Some lines in the listing below may include the string "source". How many are there? Give only the number.
-------------------------
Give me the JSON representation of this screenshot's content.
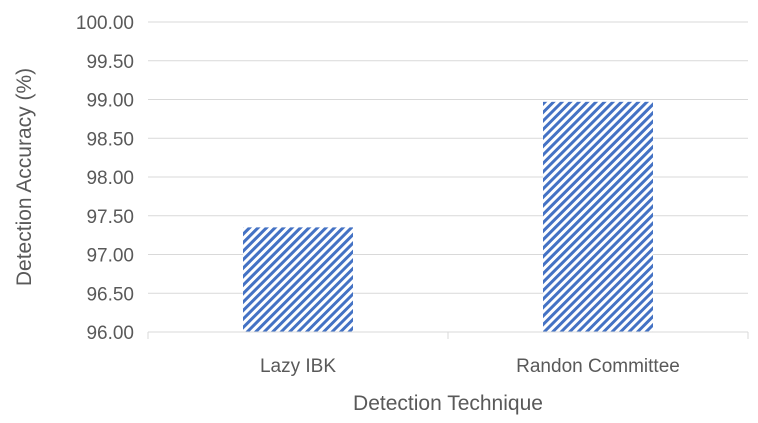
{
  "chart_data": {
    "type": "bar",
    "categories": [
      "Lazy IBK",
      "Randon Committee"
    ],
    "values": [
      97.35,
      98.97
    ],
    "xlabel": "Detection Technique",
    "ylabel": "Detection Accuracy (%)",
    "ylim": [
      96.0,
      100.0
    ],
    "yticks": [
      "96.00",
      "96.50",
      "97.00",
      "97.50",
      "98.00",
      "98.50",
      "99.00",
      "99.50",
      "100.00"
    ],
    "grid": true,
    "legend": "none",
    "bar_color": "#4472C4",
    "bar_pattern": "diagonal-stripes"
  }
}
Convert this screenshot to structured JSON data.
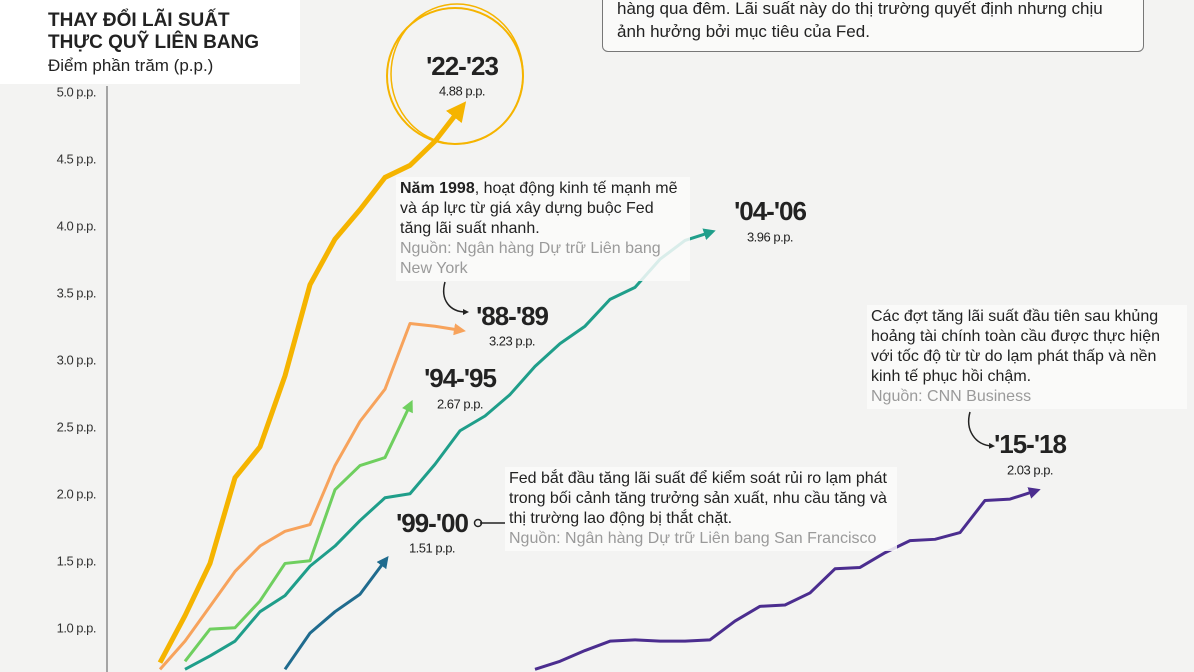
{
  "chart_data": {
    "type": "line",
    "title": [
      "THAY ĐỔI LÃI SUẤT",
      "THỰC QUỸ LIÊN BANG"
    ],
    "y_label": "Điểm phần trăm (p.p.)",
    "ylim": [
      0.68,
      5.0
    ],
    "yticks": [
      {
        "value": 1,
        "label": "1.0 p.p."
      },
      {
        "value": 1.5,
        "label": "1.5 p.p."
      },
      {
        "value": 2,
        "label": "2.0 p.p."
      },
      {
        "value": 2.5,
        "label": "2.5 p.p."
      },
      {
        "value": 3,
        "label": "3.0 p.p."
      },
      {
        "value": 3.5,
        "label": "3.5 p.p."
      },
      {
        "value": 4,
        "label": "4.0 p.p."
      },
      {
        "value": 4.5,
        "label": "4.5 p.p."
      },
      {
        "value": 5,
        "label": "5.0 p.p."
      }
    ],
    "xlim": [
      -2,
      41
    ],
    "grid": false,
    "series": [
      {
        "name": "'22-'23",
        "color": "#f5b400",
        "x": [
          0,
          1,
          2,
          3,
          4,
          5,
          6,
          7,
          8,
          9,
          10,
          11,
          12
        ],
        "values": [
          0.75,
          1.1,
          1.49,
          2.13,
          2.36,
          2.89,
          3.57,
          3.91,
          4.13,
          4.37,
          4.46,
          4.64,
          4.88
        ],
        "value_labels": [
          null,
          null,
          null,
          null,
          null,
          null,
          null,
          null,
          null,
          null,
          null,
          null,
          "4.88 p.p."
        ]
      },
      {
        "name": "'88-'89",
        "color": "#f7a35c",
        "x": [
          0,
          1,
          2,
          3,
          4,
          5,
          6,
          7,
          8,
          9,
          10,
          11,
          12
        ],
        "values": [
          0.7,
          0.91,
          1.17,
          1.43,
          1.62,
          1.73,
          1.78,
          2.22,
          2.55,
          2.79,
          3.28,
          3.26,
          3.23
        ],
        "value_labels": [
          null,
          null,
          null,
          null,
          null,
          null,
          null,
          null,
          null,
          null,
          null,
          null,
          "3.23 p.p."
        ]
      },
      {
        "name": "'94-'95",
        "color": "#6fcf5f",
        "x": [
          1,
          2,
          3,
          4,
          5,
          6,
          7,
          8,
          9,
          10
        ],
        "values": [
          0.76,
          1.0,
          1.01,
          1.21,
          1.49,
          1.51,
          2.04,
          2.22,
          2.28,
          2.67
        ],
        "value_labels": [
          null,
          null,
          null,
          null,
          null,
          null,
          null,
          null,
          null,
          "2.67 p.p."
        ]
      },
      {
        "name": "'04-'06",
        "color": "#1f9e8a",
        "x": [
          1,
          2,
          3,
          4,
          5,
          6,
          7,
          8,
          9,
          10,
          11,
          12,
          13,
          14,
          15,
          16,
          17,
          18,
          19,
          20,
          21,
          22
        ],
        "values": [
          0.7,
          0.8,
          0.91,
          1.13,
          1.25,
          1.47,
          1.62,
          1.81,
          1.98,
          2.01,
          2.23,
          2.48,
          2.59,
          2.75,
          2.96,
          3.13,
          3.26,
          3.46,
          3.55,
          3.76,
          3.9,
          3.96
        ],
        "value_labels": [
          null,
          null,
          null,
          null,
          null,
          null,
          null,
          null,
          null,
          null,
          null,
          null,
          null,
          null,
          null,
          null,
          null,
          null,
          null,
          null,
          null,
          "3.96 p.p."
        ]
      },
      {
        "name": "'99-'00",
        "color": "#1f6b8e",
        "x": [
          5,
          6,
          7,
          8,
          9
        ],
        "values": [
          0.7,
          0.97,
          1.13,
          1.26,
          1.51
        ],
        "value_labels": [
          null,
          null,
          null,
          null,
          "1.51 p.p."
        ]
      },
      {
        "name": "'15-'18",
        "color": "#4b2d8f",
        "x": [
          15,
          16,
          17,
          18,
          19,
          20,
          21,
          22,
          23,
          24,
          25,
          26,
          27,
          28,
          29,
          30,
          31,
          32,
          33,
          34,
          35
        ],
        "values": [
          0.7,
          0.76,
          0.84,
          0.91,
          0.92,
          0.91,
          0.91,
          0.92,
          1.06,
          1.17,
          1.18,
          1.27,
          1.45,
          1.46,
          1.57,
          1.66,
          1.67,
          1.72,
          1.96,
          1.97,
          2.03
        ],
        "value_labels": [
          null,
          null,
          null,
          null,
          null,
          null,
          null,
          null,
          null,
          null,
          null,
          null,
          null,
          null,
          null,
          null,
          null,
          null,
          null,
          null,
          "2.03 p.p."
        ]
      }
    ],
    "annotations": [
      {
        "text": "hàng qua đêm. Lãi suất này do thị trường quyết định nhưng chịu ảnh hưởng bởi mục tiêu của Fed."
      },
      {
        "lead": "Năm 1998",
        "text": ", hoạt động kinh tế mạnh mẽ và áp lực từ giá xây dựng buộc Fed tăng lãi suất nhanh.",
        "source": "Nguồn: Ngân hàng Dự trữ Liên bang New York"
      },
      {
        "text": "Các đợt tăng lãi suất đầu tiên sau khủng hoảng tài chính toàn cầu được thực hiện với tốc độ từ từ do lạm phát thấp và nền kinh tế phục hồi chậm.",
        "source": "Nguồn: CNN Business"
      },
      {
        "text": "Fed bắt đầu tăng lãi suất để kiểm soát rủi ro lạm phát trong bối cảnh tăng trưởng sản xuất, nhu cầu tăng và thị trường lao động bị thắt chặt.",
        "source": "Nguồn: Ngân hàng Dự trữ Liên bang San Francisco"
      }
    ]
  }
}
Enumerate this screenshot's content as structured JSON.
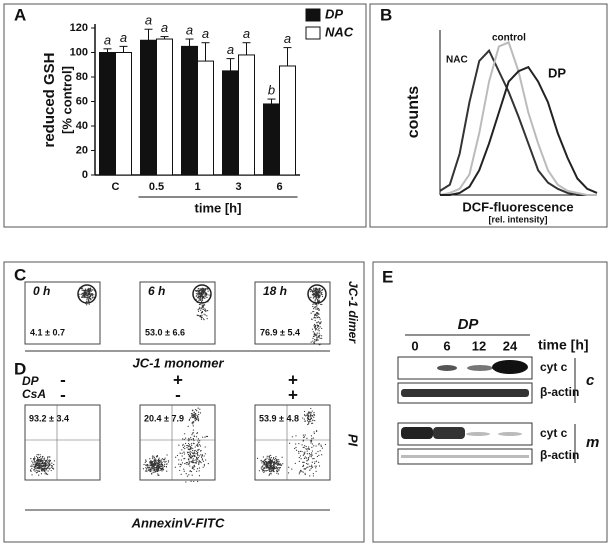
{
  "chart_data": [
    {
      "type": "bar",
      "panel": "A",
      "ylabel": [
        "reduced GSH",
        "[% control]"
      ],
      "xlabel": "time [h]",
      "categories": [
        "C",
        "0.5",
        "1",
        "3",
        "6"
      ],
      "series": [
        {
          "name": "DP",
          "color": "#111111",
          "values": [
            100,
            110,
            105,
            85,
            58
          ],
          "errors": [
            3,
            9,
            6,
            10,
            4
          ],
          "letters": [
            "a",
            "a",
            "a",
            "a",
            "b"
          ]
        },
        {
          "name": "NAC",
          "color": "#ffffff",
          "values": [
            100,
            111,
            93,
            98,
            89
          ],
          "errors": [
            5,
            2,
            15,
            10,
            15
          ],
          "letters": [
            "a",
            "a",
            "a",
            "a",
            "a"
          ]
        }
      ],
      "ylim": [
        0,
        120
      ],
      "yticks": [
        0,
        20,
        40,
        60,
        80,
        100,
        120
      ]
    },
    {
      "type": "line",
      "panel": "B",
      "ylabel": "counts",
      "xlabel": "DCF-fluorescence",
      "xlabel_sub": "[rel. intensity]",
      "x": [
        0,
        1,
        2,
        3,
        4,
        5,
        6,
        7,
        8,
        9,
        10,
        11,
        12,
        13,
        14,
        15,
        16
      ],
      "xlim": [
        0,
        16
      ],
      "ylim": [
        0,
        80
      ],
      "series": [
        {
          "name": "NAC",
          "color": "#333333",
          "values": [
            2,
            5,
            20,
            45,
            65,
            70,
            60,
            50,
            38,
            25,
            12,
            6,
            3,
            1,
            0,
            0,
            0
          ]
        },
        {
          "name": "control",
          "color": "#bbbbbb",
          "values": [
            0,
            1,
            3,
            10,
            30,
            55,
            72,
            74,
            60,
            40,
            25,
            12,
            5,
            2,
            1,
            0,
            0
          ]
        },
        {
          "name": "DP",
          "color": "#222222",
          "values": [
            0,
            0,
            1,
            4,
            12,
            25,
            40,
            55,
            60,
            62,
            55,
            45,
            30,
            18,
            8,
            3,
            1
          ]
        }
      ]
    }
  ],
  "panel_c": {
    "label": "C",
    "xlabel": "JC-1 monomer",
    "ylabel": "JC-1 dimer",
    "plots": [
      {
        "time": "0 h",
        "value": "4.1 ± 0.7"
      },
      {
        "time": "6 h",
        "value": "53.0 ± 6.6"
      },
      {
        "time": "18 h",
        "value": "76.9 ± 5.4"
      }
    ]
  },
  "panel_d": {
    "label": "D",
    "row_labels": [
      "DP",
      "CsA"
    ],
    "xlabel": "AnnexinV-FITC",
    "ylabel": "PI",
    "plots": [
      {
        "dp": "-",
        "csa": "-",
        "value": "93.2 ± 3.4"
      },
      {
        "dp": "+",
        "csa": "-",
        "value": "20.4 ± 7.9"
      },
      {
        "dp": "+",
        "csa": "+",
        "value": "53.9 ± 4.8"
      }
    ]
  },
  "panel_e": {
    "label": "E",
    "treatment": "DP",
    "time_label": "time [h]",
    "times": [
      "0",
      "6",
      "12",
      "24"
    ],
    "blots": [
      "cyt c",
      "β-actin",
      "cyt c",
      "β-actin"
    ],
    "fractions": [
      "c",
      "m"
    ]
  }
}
-------------------------
OUTPUT OF THE EXERCISE: 3